TO BE DONE:
- a) Could you retype the part of the Milan fashion week article that opens with the words containing "Milan fashion week kicked" and closes with "bright Nordic-inspired knitwear."?
- b) In the Milan fashion week article, can you shorten the paragraph beginning "Molinari declared last year" while keeping its main facts?
- c) Would you proceed with the Milan fashion week article, picking up after its final sentence?

PAGE EXTRACT:
Renzi struts his stuff at Milan fashion week opener

Milan fashion week kicked off on a colourful note on Wednesday as Blugirl designer Anna Molinari extended the hedonistic feel of her spring collection into her outfits for next fall and winter.

Renzi struts his stuff at Milan fashion week opener
Fashion week has kicked off in Milan. Photo: Giuseppe Cacace/AFP

Three-quarter length raincoats came in floral and other vibrant prints while the collection for the younger sister to Molinari's Blumarine brand was also dotted with bright Nordic-inspired knitwear.
   
Molinari declared last year that it was time for Italian fashion to loosen up a little and have some fun after years of gloom created by a triple-dip recession and a sense that Milan was losing its edge creatively and in terms of its rivalry with Paris and fast-rising London and New York.

DATASET CONTENT:
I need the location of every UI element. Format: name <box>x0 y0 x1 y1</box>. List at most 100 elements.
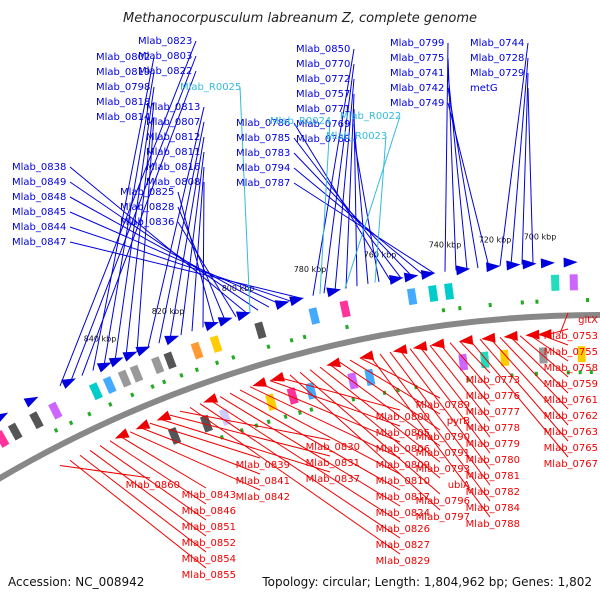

ANSWERS TO EACH TASK:
- a)
Milan fashion week kicked off on a colourful note on Wednesday as Blugirl designer Anna Molinari extended the hedonistic feel of her spring collection into her outfits for next fall and winter.

Renzi struts his stuff at Milan fashion week opener
Fashion week has kicked off in Milan. Photo: Giuseppe Cacace/AFP

Three-quarter length raincoats came in floral and other vibrant prints while the collection for the younger sister to Molinari's Blumarine brand was also dotted with bright Nordic-inspired knitwear.

- b) Last year Molinari said Italian fashion should loosen up and have fun. She said this after years of gloom caused by a triple-dip recession and a sense that Milan was losing its creative edge and falling behind Paris and fast-rising London and New York.

- c)
That pessimism appears to have been banished this year with commentators talking up a new generation of younger designers emerging to pick up the baton from veterans such as Molinari, Miuccia Prada and Giorgio Armani.
   
The upbeat mood has also been bolstered by what many industry insiders see as belated government recognition of the importance of fashion to the Italian economy.
   
The perceived shift in attitude was underlined on Wednesday by the presence of Prime Minister Matteo Renzi at the official opening lunch for the fashion week.
   
Italy's textiles, clothing, leather goods and footwear sectors generated a remarkable €61.2 billion euros in 2014, the last year for which definitive figures are available.
   
The 2015 figure is forecast to be up on that by between 1.4 percent — the conservative figure from the national chamber of fashion – and the seven percent that independent analysts see as more likely. Around three quarters of all sales are exports.
   
Top of the pecking order among the young guns is Alessandro Michele whose latest work for Gucci, the global megabrand he is credited with completely reinventing, was the mostly keenly awaited collection due to be unveiled on the first of six days of shows.

City buzzing

While Michele was putting the final touches to his fashionably delayed catwalk set, Renzi was clinking glasses with designers, manufacturers and representatives from the regions where high value-added textiles are key components of the local economy.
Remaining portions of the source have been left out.